- **Exercise task**
Pick every line from the data that holds the word "长江有色市场".

(Figure dataset records)
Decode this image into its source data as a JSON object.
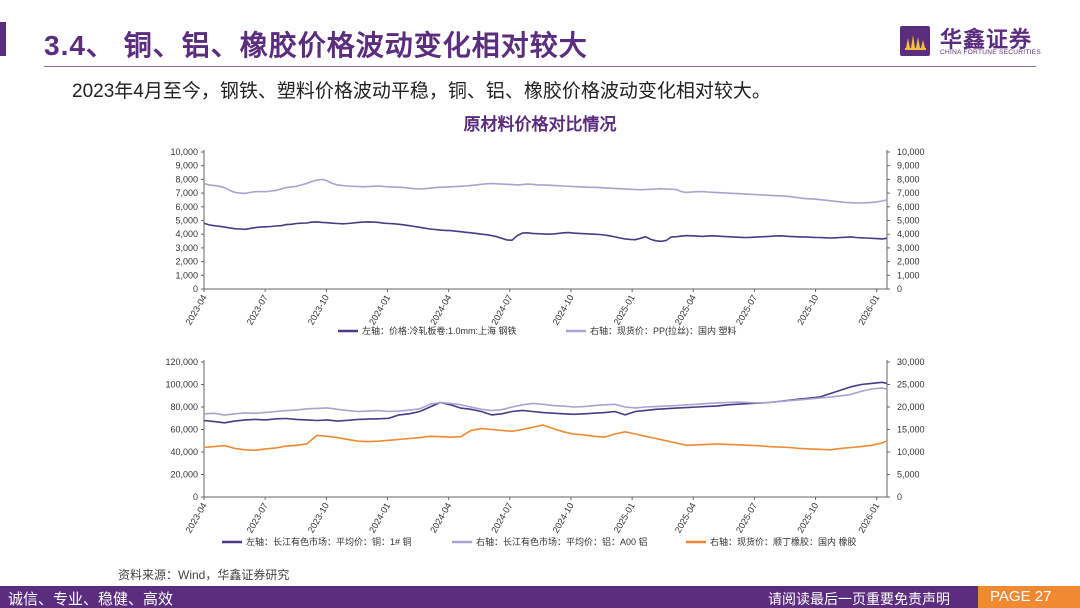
{
  "header": {
    "title": "3.4、 铜、铝、橡胶价格波动变化相对较大",
    "subtitle": "2023年4月至今，钢铁、塑料价格波动平稳，铜、铝、橡胶价格波动变化相对较大。",
    "chart_title": "原材料价格对比情况"
  },
  "logo": {
    "name_cn": "华鑫证券",
    "name_en": "CHINA FORTUNE SECURITIES"
  },
  "source": "资料来源：Wind，华鑫证券研究",
  "footer": {
    "left": "诚信、专业、稳健、高效",
    "right": "请阅读最后一页重要免责声明",
    "page": "PAGE 27"
  },
  "colors": {
    "brand": "#5b2d7e",
    "accent": "#f08a32",
    "steel": "#4b3a85",
    "plastic": "#a8a3d0",
    "copper": "#4b3a85",
    "aluminum": "#a8a3d0",
    "rubber": "#f08a32"
  },
  "chart_data": [
    {
      "type": "line",
      "x_ticks": [
        "2023-04",
        "2023-07",
        "2023-10",
        "2024-01",
        "2024-04",
        "2024-07",
        "2024-10",
        "2025-01",
        "2025-04",
        "2025-07",
        "2025-10",
        "2026-01"
      ],
      "y_left": {
        "ylim": [
          0,
          10000
        ],
        "ticks": [
          "0",
          "1,000",
          "2,000",
          "3,000",
          "4,000",
          "5,000",
          "6,000",
          "7,000",
          "8,000",
          "9,000",
          "10,000"
        ]
      },
      "y_right": {
        "ylim": [
          0,
          10000
        ],
        "ticks": [
          "0",
          "1,000",
          "2,000",
          "3,000",
          "4,000",
          "5,000",
          "6,000",
          "7,000",
          "8,000",
          "9,000",
          "10,000"
        ]
      },
      "series": [
        {
          "name": "左轴：价格:冷轧板卷:1.0mm:上海 钢铁",
          "axis": "left",
          "color": "#4b3a85",
          "x": [
            0,
            1,
            2,
            3,
            4,
            5,
            6,
            7,
            8,
            9,
            10,
            11,
            12,
            13,
            14,
            15,
            16,
            17,
            18,
            19,
            20,
            21,
            22,
            23,
            24,
            25,
            26,
            27,
            28,
            29,
            30,
            31,
            32,
            33,
            34,
            35,
            36,
            37,
            38,
            39,
            40,
            41,
            42,
            43,
            44,
            45,
            46,
            47,
            48,
            49,
            50,
            51,
            52,
            53,
            54,
            55,
            56,
            57,
            58,
            59,
            60,
            61,
            62,
            63,
            64,
            65,
            66,
            67,
            68,
            69,
            70,
            71,
            72,
            73,
            74,
            75,
            76,
            77,
            78,
            79,
            80,
            81,
            82,
            83,
            84,
            85,
            86,
            87,
            88,
            89,
            90,
            91,
            92,
            93,
            94,
            95,
            96,
            97,
            98,
            99,
            100,
            101,
            102,
            103,
            104,
            105,
            106,
            107,
            108,
            109,
            110,
            111,
            112,
            113,
            114,
            115,
            116,
            117,
            118,
            119,
            120,
            121,
            122,
            123,
            124,
            125,
            126,
            127,
            128,
            129,
            130,
            131,
            132,
            133
          ],
          "values": [
            4800,
            4680,
            4620,
            4580,
            4520,
            4460,
            4400,
            4380,
            4360,
            4420,
            4480,
            4520,
            4540,
            4560,
            4600,
            4620,
            4700,
            4720,
            4780,
            4800,
            4820,
            4880,
            4900,
            4860,
            4840,
            4800,
            4780,
            4760,
            4780,
            4820,
            4860,
            4880,
            4900,
            4880,
            4860,
            4800,
            4780,
            4760,
            4720,
            4680,
            4620,
            4560,
            4500,
            4440,
            4380,
            4340,
            4300,
            4280,
            4260,
            4220,
            4180,
            4140,
            4100,
            4060,
            4000,
            3960,
            3900,
            3820,
            3700,
            3580,
            3560,
            3900,
            4080,
            4100,
            4060,
            4040,
            4020,
            4000,
            4020,
            4060,
            4100,
            4120,
            4080,
            4060,
            4040,
            4020,
            4000,
            3980,
            3940,
            3880,
            3800,
            3720,
            3660,
            3620,
            3600,
            3700,
            3820,
            3620,
            3520,
            3480,
            3540,
            3800,
            3820,
            3860,
            3900,
            3880,
            3860,
            3840,
            3860,
            3880,
            3860,
            3840,
            3820,
            3800,
            3780,
            3760,
            3760,
            3780,
            3800,
            3820,
            3840,
            3860,
            3880,
            3860,
            3840,
            3820,
            3800,
            3800,
            3780,
            3760,
            3760,
            3740,
            3720,
            3740,
            3760,
            3780,
            3800,
            3760,
            3740,
            3720,
            3700,
            3680,
            3660,
            3700
          ]
        },
        {
          "name": "右轴：现货价：PP(拉丝)：国内 塑料",
          "axis": "right",
          "color": "#a8a3d0",
          "x": [
            0,
            1,
            2,
            3,
            4,
            5,
            6,
            7,
            8,
            9,
            10,
            11,
            12,
            13,
            14,
            15,
            16,
            17,
            18,
            19,
            20,
            21,
            22,
            23,
            24,
            25,
            26,
            27,
            28,
            29,
            30,
            31,
            32,
            33,
            34,
            35,
            36,
            37,
            38,
            39,
            40,
            41,
            42,
            43,
            44,
            45,
            46,
            47,
            48,
            49,
            50,
            51,
            52,
            53,
            54,
            55,
            56,
            57,
            58,
            59,
            60,
            61,
            62,
            63,
            64,
            65,
            66,
            67,
            68,
            69,
            70,
            71,
            72,
            73,
            74,
            75,
            76,
            77,
            78,
            79,
            80,
            81,
            82,
            83,
            84,
            85,
            86,
            87,
            88,
            89,
            90,
            91,
            92,
            93,
            94,
            95,
            96,
            97,
            98,
            99,
            100,
            101,
            102,
            103,
            104,
            105,
            106,
            107,
            108,
            109,
            110,
            111,
            112,
            113,
            114,
            115,
            116,
            117,
            118,
            119,
            120,
            121,
            122,
            123,
            124,
            125,
            126,
            127,
            128,
            129,
            130,
            131,
            132,
            133
          ],
          "values": [
            7700,
            7600,
            7550,
            7500,
            7400,
            7200,
            7050,
            7000,
            6980,
            7050,
            7100,
            7120,
            7100,
            7150,
            7200,
            7300,
            7400,
            7450,
            7500,
            7600,
            7700,
            7850,
            7950,
            8000,
            7900,
            7700,
            7600,
            7550,
            7520,
            7500,
            7480,
            7460,
            7480,
            7500,
            7520,
            7480,
            7460,
            7440,
            7420,
            7400,
            7360,
            7320,
            7300,
            7320,
            7360,
            7400,
            7420,
            7440,
            7460,
            7480,
            7500,
            7520,
            7560,
            7600,
            7640,
            7680,
            7700,
            7680,
            7660,
            7640,
            7620,
            7600,
            7620,
            7660,
            7640,
            7600,
            7600,
            7580,
            7560,
            7540,
            7520,
            7500,
            7480,
            7460,
            7440,
            7420,
            7420,
            7400,
            7380,
            7360,
            7340,
            7320,
            7300,
            7280,
            7260,
            7240,
            7260,
            7280,
            7300,
            7320,
            7300,
            7280,
            7260,
            7100,
            7050,
            7080,
            7100,
            7120,
            7080,
            7060,
            7040,
            7020,
            7000,
            6980,
            6960,
            6940,
            6920,
            6900,
            6880,
            6860,
            6840,
            6820,
            6800,
            6780,
            6760,
            6700,
            6650,
            6600,
            6580,
            6560,
            6520,
            6480,
            6440,
            6400,
            6360,
            6320,
            6300,
            6280,
            6280,
            6300,
            6320,
            6360,
            6420,
            6500
          ]
        }
      ]
    },
    {
      "type": "line",
      "x_ticks": [
        "2023-04",
        "2023-07",
        "2023-10",
        "2024-01",
        "2024-04",
        "2024-07",
        "2024-10",
        "2025-01",
        "2025-04",
        "2025-07",
        "2025-10",
        "2026-01"
      ],
      "y_left": {
        "ylim": [
          0,
          120000
        ],
        "ticks": [
          "0",
          "20,000",
          "40,000",
          "60,000",
          "80,000",
          "100,000",
          "120,000"
        ]
      },
      "y_right": {
        "ylim": [
          0,
          30000
        ],
        "ticks": [
          "0",
          "5,000",
          "10,000",
          "15,000",
          "20,000",
          "25,000",
          "30,000"
        ]
      },
      "series": [
        {
          "name": "左轴：长江有色市场：平均价：铜：1# 铜",
          "axis": "left",
          "color": "#4b3a85",
          "x": [
            0,
            2,
            4,
            6,
            8,
            10,
            12,
            14,
            16,
            18,
            20,
            22,
            24,
            26,
            28,
            30,
            32,
            34,
            36,
            38,
            40,
            42,
            44,
            46,
            48,
            50,
            52,
            54,
            56,
            58,
            60,
            62,
            64,
            66,
            68,
            70,
            72,
            74,
            76,
            78,
            80,
            82,
            84,
            86,
            88,
            90,
            92,
            94,
            96,
            98,
            100,
            102,
            104,
            106,
            108,
            110,
            112,
            114,
            116,
            118,
            120,
            122,
            124,
            126,
            128,
            130,
            132,
            133
          ],
          "values": [
            68000,
            67000,
            66000,
            67500,
            68500,
            69000,
            68500,
            69500,
            69800,
            69000,
            68500,
            68000,
            68500,
            67500,
            68200,
            69000,
            69200,
            69500,
            70000,
            73000,
            74000,
            76000,
            80000,
            84000,
            82000,
            79000,
            78000,
            76000,
            73000,
            74000,
            76000,
            77000,
            76000,
            75000,
            74500,
            74000,
            73500,
            74000,
            74500,
            75000,
            76000,
            73000,
            76000,
            77000,
            78000,
            78500,
            79000,
            79500,
            80000,
            80500,
            81000,
            82000,
            82500,
            83000,
            83500,
            84000,
            85000,
            86000,
            87000,
            88000,
            89000,
            92000,
            95000,
            98000,
            100000,
            101000,
            102000,
            101000
          ]
        },
        {
          "name": "右轴：长江有色市场：平均价：铝：A00 铝",
          "axis": "right",
          "color": "#a8a3d0",
          "x": [
            0,
            2,
            4,
            6,
            8,
            10,
            12,
            14,
            16,
            18,
            20,
            22,
            24,
            26,
            28,
            30,
            32,
            34,
            36,
            38,
            40,
            42,
            44,
            46,
            48,
            50,
            52,
            54,
            56,
            58,
            60,
            62,
            64,
            66,
            68,
            70,
            72,
            74,
            76,
            78,
            80,
            82,
            84,
            86,
            88,
            90,
            92,
            94,
            96,
            98,
            100,
            102,
            104,
            106,
            108,
            110,
            112,
            114,
            116,
            118,
            120,
            122,
            124,
            126,
            128,
            130,
            132,
            133
          ],
          "values": [
            18500,
            18600,
            18200,
            18500,
            18700,
            18600,
            18800,
            19000,
            19200,
            19300,
            19600,
            19700,
            19800,
            19500,
            19200,
            19000,
            19100,
            19200,
            19000,
            19100,
            19300,
            19600,
            20600,
            21000,
            20800,
            20500,
            20000,
            19500,
            19200,
            19400,
            20000,
            20500,
            20800,
            20600,
            20300,
            20200,
            20000,
            20100,
            20300,
            20500,
            20600,
            20000,
            19800,
            20000,
            20100,
            20200,
            20300,
            20500,
            20600,
            20800,
            20900,
            21000,
            21100,
            21000,
            20900,
            21000,
            21200,
            21400,
            21600,
            21800,
            22000,
            22200,
            22500,
            22800,
            23500,
            24000,
            24200,
            24000
          ]
        },
        {
          "name": "右轴：现货价：顺丁橡胶：国内 橡胶",
          "axis": "right",
          "color": "#f08a32",
          "x": [
            0,
            2,
            4,
            6,
            8,
            10,
            12,
            14,
            16,
            18,
            20,
            22,
            24,
            26,
            28,
            30,
            32,
            34,
            36,
            38,
            40,
            42,
            44,
            46,
            48,
            50,
            52,
            54,
            56,
            58,
            60,
            62,
            64,
            66,
            68,
            70,
            72,
            74,
            76,
            78,
            80,
            82,
            84,
            86,
            88,
            90,
            92,
            94,
            96,
            98,
            100,
            102,
            104,
            106,
            108,
            110,
            112,
            114,
            116,
            118,
            120,
            122,
            124,
            126,
            128,
            130,
            132,
            133
          ],
          "values": [
            11000,
            11200,
            11400,
            10800,
            10500,
            10400,
            10700,
            10900,
            11300,
            11500,
            11800,
            13700,
            13500,
            13200,
            12800,
            12400,
            12300,
            12400,
            12600,
            12800,
            13000,
            13200,
            13500,
            13400,
            13300,
            13400,
            14800,
            15200,
            15000,
            14800,
            14600,
            15000,
            15500,
            16000,
            15200,
            14500,
            14000,
            13800,
            13500,
            13300,
            14000,
            14500,
            14000,
            13500,
            13000,
            12500,
            12000,
            11500,
            11600,
            11700,
            11800,
            11700,
            11600,
            11500,
            11400,
            11200,
            11100,
            11000,
            10800,
            10700,
            10600,
            10500,
            10800,
            11000,
            11200,
            11500,
            12000,
            12500
          ]
        }
      ]
    }
  ]
}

- **Task answer**
          "name": "左轴：长江有色市场：平均价：铜：1# 铜",
          "name": "右轴：长江有色市场：平均价：铝：A00 铝",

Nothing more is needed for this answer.